Task to complete ::
State how many lines include "Building", giving the number by itself.

## start

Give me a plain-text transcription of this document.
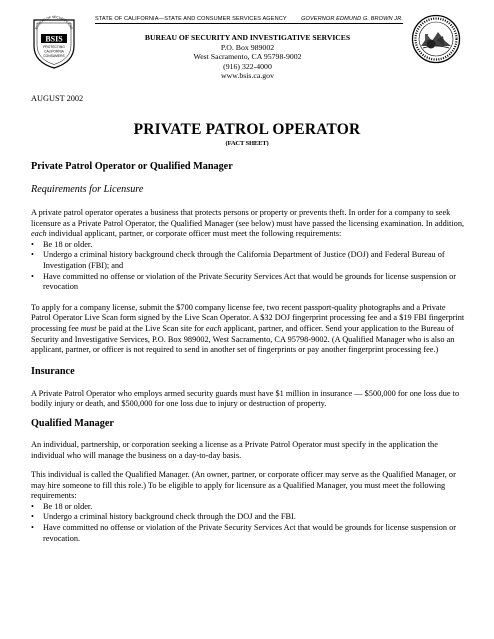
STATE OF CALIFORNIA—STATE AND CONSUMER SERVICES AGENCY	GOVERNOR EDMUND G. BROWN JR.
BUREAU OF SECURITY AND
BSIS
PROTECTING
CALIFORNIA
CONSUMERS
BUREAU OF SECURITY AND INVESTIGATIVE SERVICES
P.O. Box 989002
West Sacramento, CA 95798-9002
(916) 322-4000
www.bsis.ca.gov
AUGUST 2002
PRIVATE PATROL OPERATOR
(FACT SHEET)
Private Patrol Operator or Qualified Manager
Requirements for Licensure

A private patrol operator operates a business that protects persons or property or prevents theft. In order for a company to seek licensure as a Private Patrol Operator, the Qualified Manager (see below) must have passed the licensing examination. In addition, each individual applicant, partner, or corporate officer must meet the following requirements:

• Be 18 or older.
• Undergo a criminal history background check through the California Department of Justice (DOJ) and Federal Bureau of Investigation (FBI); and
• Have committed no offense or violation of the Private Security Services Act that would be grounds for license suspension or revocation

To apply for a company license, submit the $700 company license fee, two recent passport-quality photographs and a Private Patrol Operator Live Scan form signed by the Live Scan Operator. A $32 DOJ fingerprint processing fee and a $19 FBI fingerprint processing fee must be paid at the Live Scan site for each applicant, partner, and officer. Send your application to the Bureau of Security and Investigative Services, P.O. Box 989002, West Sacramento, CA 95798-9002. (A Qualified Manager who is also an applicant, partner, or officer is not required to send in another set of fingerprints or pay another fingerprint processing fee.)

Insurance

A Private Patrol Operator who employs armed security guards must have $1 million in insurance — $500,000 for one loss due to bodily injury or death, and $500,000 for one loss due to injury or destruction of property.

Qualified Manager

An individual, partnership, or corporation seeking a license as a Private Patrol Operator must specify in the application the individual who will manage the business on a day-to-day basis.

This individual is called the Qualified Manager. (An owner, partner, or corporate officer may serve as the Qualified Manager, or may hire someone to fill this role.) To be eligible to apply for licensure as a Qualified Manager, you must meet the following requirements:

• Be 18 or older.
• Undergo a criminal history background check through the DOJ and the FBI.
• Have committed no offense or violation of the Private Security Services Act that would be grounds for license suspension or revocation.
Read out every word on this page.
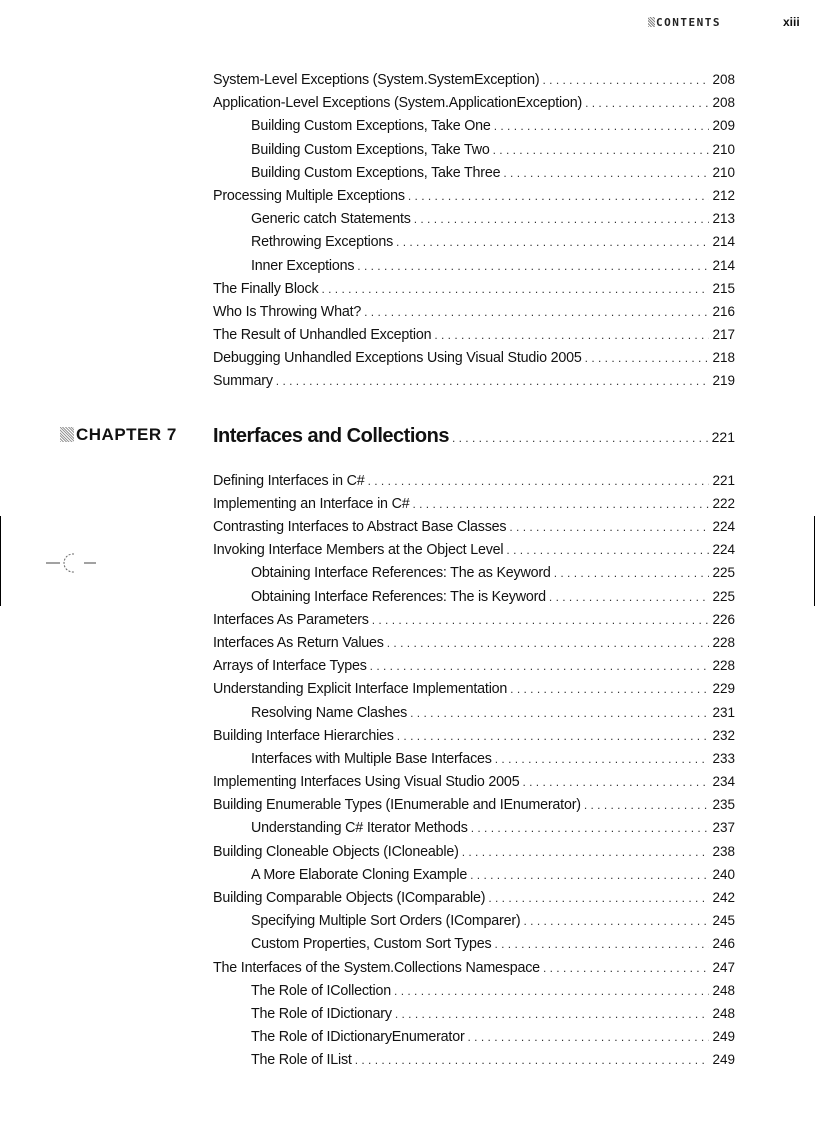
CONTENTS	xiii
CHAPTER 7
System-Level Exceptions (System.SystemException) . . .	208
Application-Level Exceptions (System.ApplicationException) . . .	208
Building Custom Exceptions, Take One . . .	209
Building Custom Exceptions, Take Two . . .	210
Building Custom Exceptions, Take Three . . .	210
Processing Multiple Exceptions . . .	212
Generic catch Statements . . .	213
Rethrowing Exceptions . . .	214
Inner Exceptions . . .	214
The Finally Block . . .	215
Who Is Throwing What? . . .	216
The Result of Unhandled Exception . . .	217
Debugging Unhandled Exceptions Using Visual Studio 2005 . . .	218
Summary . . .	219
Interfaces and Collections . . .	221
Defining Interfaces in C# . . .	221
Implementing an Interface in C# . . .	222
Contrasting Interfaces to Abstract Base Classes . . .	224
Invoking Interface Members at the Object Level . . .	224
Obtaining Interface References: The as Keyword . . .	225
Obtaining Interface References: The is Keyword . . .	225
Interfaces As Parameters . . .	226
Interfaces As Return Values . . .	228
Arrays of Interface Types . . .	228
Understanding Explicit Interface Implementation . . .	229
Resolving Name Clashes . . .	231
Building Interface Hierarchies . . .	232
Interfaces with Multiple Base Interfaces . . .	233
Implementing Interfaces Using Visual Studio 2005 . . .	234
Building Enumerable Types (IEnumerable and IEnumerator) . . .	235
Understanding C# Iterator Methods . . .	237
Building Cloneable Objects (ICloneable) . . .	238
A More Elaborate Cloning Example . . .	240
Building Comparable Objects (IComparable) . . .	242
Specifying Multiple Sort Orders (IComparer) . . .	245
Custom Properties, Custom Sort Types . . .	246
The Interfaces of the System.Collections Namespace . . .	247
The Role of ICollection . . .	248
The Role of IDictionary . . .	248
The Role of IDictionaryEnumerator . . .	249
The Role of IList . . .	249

## end
## start

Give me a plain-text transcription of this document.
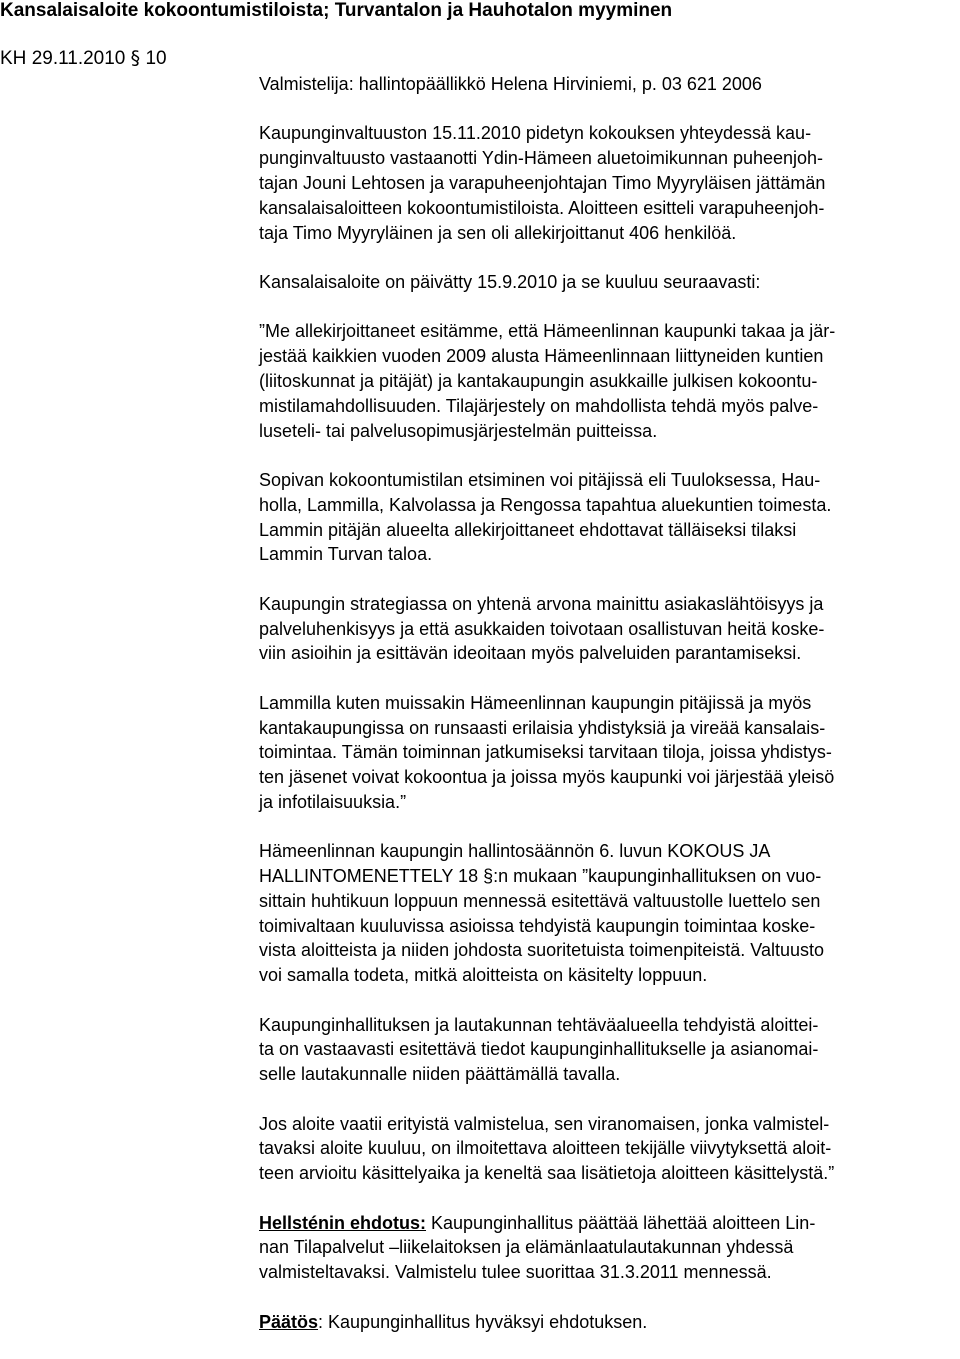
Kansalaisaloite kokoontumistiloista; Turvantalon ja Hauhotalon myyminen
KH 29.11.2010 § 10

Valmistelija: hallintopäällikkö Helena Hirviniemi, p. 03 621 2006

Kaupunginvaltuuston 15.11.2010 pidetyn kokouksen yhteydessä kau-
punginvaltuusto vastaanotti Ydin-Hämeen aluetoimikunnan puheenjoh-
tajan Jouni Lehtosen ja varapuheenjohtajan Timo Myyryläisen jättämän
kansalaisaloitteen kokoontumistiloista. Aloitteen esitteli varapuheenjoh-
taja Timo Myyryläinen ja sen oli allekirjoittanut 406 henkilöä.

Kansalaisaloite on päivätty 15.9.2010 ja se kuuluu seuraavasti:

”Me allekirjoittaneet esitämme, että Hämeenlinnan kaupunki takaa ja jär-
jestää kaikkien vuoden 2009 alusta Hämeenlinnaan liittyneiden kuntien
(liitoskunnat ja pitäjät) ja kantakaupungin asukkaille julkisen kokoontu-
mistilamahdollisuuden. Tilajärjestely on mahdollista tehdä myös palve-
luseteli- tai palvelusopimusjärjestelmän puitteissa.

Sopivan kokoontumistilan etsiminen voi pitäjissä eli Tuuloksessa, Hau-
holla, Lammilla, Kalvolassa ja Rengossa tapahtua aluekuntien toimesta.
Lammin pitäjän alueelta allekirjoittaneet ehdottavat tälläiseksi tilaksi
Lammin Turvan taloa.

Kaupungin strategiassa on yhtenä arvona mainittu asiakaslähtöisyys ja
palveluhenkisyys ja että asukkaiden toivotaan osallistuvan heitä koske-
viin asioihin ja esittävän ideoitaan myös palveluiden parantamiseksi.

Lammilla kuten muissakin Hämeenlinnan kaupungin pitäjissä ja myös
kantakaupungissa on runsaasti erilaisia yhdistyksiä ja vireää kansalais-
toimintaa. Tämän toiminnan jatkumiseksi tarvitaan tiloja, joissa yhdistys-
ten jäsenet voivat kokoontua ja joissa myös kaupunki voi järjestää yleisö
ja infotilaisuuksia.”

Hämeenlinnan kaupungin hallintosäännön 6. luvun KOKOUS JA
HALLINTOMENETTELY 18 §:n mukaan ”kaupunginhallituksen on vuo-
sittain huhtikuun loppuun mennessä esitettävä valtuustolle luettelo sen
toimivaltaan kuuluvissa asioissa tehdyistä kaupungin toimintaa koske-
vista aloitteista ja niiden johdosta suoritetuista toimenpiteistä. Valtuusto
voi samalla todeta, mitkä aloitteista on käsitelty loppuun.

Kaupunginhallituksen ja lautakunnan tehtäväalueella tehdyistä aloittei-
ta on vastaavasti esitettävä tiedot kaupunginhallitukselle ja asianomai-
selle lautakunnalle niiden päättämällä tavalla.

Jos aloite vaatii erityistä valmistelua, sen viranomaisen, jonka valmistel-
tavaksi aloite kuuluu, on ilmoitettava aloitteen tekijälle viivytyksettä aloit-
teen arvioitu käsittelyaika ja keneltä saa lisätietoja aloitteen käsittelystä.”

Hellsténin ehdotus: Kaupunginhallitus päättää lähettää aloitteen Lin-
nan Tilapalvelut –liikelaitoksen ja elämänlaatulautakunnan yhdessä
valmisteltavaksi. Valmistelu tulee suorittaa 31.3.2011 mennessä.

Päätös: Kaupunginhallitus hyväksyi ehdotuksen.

## end
## start

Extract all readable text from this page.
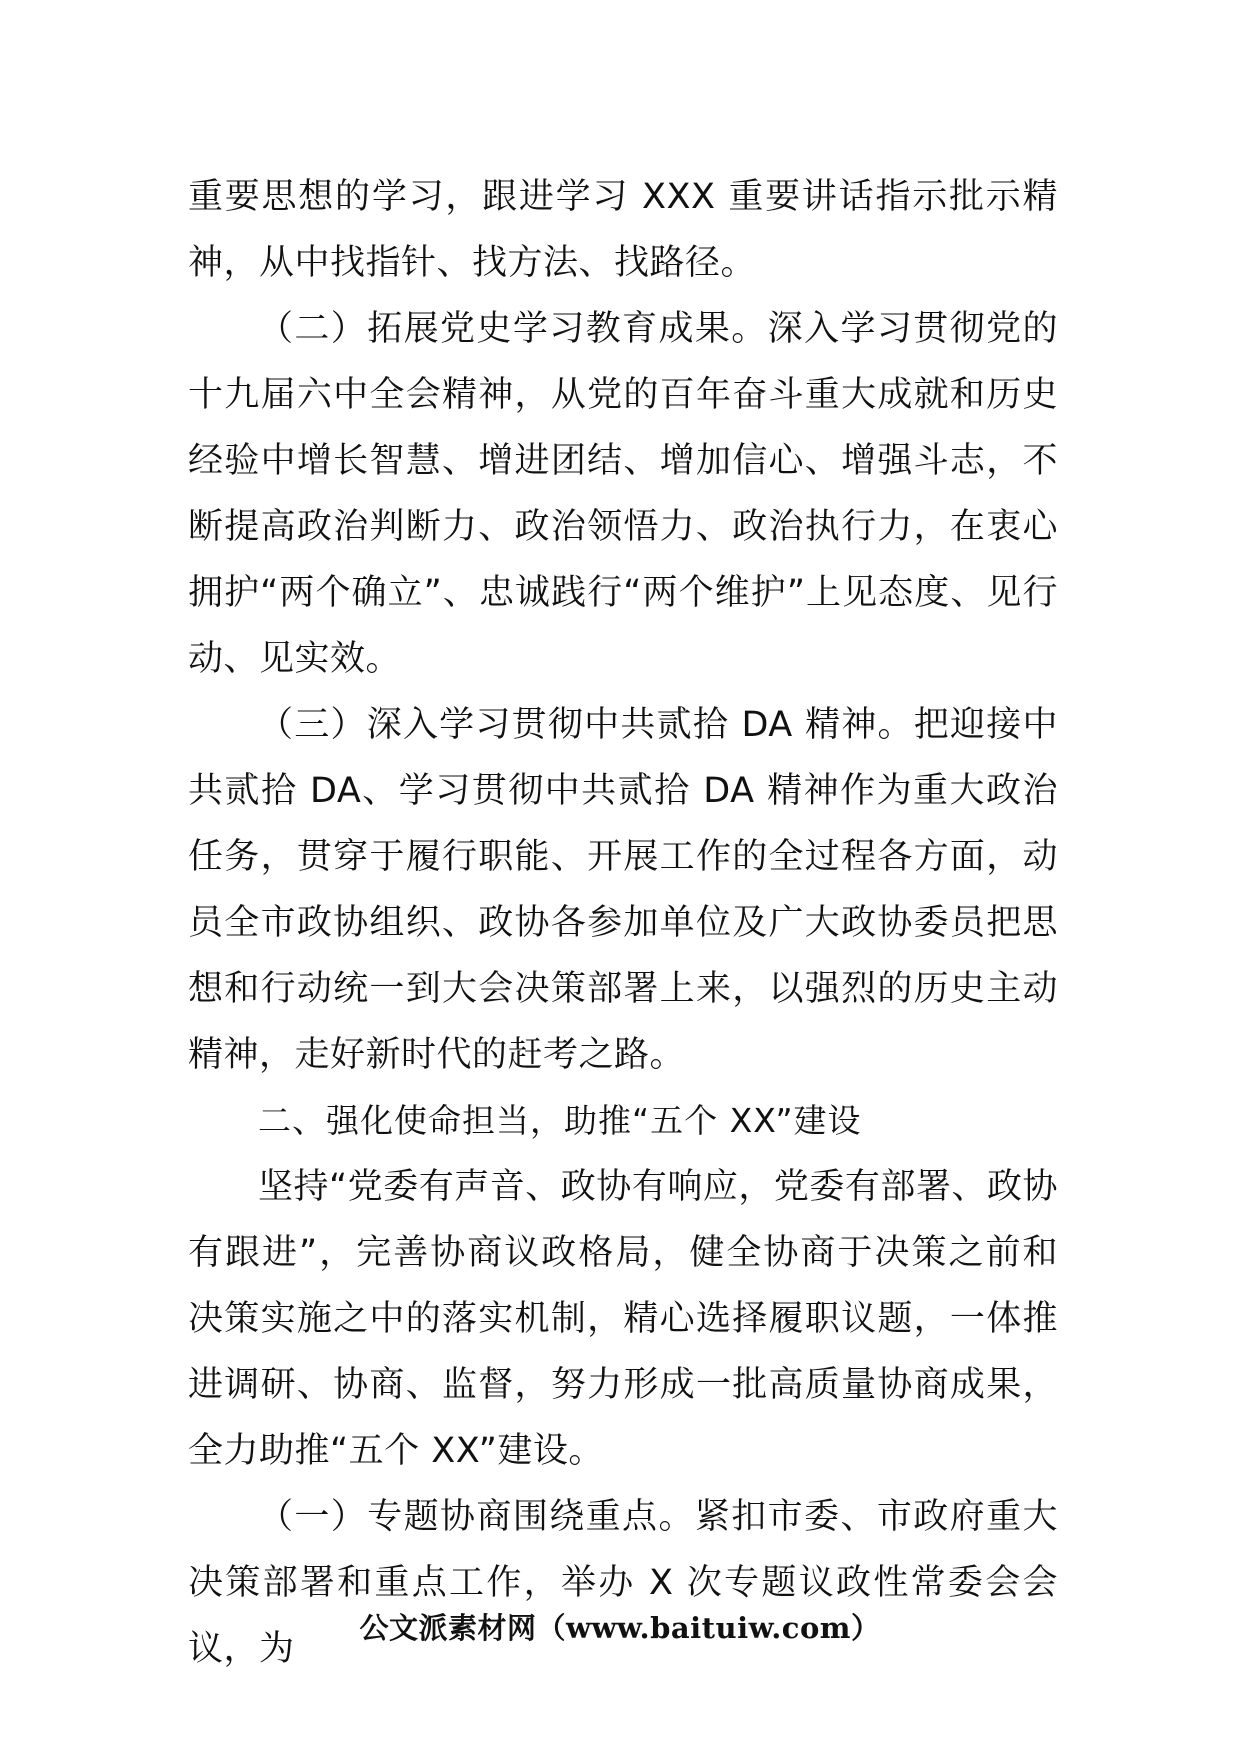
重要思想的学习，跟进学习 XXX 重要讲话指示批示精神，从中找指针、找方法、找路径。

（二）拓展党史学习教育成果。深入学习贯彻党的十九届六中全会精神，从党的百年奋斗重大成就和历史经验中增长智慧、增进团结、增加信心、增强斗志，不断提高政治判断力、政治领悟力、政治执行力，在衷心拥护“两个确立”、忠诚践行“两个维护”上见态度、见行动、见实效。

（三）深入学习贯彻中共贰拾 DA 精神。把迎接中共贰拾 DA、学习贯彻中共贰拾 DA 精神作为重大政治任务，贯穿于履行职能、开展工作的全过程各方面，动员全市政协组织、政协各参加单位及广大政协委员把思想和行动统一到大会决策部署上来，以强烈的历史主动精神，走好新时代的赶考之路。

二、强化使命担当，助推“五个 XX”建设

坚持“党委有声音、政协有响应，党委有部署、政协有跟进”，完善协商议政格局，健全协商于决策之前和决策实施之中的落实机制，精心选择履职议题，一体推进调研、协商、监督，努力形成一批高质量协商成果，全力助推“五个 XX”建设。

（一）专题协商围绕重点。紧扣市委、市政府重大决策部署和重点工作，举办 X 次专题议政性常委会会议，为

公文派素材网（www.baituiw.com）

## end

Response for this exercise ::
7